▶ _Testo dell'esercizio_:
Il rilievo costituzionale della salute come interesse della collettività esige che in nome di esso, e quindi della solidarietà verso gli altri, ciascuno possa essere obbligato, restando così legittimamente limitata la sua autodeterminazione, a un dato trattamento sanitario, anche se questo importi un rischio specifico, ma non postula il sacrificio della salute di ciascuno per la tutela della salute degli altri.
Un corretto bilanciamento fra le due suindicate dimensioni del valore della salute - e lo stesso spirito di solidarietà (da ritenere ovviamente reciproca) fra individuo e collettività che sta a base dell'imposizione del trattamento sanitario - implica il riconoscimento, per il caso che il rischio si avveri, di una protezione ulteriore a favore del soggetto passivo del trattamento. In particolare finirebbe con l'essere sacrificato il contenuto minimale proprio del diritto alla salute a lui garantito, se non gli fosse comunque assicurato, a carico della collettività, e per essa dello Stato che dispone il trattamento obbligatorio, il rimedio di un equo ristoro del danno patito.
E parimenti deve ritenersi per il danno - da malattia trasmessa per contagio dalla persona sottoposta al trattamento sanitario obbligatorio o comunque a questo ricollegabile - riportato dalle persone che abbiano prestato assistenza personale diretta alla prima in ragione della sua non autosufficienza fisica (persone anche esse coinvolte nel trattamento obbligatorio che, sotto il profilo obbiettivo, va considerato unitariamente in tutte le sue fasi e in tutte le sue conseguenze immediate).
Se così è, la imposizione legislativa dell'obbligo del trattamento sanitario in discorso va dichiarata costituzionalmente illegittima in quanto non prevede un'indennità come quella suindicata.
CORTE COSTITUZIONALE
Sentenza 307/1990 (ECLI:IT:COST:1990:307)
Presidente: SAJA
Camera di Consiglio del 31/01/1990; Decisione del 14/06/1990
Deposito del 22/06/1990; Pubblicazione in G. U. 27/06/1990 n. 26
composta dai signori: Presidente: dott. Francesco SAJA; Giudici: prof. Giovanni CONSO, prof. Ettore GALLO, dott. Aldo CORASANITI, prof. Giuseppe BORZELLINO, dott. Francesco GRECO, prof. Renato DELL'ANDRO, prof. Gabriele PESCATORE, avv. Ugo SPAGNOLI, prof. Francesco Paolo CASAVOLA, prof. Antonio BALDASSARRE, prof. Vincenzo CAIANIELLO, avv. Mauro FERRI, prof. Enzo CHELI;
ha pronunciato la seguente
SENTENZA
nel giudizio di legittimità costituzionale degli artt. 1, 2 e 3 della legge 4 febbraio 1966, n. 51 (Obbligatorietà della vaccinazione antipoliomielitica), promosso con ordinanza emessa il 23 febbraio 1989 dal Tribunale di Milano nel procedimento civile vertente tra Oprandi Iside e il Ministero della Sanità, iscritta al n. 461 del registro ordinanze 1989 e pubblicata nella Gazzetta Ufficiale della Repubblica n. 42 prima serie speciale dell'anno 1989;
Udito nella camera di consiglio del 31 gennaio 1990 il giudice relatore Aldo Corasaniti;
Ritenuto in fatto
1. - OI conveniva innanzi al Tribunale di Milano il Ministero della sanità per ottenere il risarcimento del danno derivatole da poliomelite contratta per contatto con il figlio D, sottoposto a vaccinazione obbligatoria antipoliomielitica, lamentando che gli organi sanitari, in tale occasione, non l'avevano messa al corrente del pericolo né istruita su particolari cautele da osservare nel contatto con feci e muco del bambino vaccinato, da lei personalmente accudito.

▶ _Dati di analisi strutturata della pagina_:

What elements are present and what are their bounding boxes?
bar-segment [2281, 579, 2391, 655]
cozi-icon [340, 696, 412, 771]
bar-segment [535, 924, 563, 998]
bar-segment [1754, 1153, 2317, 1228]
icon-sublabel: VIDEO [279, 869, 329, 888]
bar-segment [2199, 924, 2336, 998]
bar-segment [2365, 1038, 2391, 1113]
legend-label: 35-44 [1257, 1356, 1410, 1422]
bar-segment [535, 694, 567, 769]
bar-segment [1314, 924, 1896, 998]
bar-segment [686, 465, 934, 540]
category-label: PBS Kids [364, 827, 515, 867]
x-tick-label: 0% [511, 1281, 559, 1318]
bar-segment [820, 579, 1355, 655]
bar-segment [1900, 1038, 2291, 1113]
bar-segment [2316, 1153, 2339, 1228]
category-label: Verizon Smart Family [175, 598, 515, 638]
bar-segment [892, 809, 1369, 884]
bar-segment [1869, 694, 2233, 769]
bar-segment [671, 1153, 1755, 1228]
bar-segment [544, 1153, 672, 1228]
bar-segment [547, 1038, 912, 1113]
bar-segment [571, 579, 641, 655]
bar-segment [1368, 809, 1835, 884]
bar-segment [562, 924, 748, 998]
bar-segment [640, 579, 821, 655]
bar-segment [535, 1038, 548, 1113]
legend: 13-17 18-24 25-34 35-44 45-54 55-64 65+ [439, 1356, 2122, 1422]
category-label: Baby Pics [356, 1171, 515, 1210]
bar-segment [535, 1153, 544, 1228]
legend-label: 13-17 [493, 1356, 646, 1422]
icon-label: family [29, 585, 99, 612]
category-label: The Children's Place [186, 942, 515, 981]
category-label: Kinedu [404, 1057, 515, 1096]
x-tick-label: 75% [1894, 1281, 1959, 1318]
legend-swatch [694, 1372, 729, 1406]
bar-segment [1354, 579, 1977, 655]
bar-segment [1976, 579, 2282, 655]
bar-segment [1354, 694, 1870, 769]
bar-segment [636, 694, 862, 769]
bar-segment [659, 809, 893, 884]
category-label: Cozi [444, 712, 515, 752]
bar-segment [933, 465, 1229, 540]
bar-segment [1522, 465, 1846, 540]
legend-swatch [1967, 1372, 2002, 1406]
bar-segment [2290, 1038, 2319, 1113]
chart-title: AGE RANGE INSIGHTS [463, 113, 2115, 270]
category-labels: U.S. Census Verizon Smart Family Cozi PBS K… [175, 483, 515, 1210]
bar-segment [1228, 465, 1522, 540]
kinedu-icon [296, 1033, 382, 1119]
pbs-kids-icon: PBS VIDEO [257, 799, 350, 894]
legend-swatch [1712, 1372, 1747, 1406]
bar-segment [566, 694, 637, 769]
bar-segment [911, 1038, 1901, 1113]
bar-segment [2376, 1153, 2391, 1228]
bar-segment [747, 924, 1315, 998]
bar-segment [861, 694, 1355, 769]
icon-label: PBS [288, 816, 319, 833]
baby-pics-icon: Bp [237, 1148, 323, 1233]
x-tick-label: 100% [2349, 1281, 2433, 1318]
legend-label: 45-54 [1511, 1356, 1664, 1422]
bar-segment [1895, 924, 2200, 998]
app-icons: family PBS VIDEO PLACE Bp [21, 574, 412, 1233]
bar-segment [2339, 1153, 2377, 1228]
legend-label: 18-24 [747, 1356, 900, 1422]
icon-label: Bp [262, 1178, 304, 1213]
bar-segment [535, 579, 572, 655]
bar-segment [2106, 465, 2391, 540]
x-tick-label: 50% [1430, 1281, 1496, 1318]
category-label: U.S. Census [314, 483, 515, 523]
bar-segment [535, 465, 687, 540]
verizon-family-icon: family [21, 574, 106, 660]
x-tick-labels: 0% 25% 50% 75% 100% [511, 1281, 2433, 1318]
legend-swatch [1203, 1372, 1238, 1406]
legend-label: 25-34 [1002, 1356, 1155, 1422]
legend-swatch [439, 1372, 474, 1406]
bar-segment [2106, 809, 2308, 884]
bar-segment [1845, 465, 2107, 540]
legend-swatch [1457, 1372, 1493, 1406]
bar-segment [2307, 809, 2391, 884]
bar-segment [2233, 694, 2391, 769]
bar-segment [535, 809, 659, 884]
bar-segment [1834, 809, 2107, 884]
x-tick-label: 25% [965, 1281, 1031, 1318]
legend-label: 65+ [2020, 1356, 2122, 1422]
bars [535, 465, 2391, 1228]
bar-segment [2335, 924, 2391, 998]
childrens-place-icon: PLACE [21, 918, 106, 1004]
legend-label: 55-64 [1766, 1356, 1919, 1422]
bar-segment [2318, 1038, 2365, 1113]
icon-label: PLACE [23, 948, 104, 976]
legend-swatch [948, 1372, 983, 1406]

▶ _Consegna_: Nella sentenza sulla vaccinazione antipoliomielitica obbligatoria, chi era il giudice relatore?

▶ _Risposta_: Aldo Corasaniti.